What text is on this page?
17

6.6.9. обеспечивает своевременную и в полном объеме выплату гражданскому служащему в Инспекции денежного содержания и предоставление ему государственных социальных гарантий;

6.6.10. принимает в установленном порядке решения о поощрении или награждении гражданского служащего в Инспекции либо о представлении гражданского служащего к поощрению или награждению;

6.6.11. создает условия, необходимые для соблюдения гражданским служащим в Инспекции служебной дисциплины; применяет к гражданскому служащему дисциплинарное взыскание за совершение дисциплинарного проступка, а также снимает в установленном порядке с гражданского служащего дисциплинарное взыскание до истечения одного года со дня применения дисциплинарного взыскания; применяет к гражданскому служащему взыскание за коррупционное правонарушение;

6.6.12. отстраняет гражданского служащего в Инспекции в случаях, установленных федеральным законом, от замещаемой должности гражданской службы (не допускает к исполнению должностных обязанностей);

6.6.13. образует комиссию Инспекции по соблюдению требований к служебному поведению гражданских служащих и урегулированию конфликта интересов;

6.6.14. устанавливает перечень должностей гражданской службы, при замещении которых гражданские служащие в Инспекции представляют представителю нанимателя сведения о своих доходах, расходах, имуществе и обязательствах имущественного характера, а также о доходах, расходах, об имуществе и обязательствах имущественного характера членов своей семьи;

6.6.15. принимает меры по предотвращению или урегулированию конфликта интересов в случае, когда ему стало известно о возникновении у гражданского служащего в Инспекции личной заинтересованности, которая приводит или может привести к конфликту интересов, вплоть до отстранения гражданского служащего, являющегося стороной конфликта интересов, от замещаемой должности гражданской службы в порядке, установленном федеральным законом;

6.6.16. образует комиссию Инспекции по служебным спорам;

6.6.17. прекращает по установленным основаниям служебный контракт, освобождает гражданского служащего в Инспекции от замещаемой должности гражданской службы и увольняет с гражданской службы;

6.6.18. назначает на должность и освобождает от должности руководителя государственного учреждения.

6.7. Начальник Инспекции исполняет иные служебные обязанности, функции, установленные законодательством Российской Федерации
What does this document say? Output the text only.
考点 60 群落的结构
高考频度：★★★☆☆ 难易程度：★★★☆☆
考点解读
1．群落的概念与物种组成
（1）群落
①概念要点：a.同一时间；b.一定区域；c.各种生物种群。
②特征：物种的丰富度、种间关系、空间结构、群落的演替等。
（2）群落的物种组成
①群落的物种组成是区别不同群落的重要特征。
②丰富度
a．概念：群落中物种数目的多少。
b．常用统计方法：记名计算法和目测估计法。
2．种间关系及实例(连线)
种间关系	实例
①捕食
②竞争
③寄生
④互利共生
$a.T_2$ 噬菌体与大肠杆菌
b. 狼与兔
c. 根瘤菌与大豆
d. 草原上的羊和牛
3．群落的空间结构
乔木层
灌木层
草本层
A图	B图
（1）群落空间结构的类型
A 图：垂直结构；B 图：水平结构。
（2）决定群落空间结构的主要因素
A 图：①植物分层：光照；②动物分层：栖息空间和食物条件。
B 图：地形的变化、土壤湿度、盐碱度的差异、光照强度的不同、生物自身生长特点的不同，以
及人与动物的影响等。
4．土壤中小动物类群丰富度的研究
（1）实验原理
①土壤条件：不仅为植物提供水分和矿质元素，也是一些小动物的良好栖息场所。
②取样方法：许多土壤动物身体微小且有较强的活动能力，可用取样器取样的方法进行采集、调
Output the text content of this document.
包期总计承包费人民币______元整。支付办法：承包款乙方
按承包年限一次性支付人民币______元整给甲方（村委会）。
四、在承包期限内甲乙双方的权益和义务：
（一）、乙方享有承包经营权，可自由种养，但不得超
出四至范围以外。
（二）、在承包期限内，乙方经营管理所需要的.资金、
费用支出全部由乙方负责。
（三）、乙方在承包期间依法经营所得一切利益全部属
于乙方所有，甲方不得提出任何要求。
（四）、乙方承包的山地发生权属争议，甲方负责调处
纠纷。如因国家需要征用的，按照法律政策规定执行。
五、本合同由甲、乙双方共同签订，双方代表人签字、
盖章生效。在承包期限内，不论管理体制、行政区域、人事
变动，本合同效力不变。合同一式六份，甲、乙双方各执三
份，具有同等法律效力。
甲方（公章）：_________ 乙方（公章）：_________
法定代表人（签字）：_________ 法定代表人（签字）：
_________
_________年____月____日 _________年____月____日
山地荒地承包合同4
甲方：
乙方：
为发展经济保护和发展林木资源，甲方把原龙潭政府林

....

WHAT THE TASK ASKS
Say the number of lines in the records above that include the string "освобождает", and no more.

REPLY
2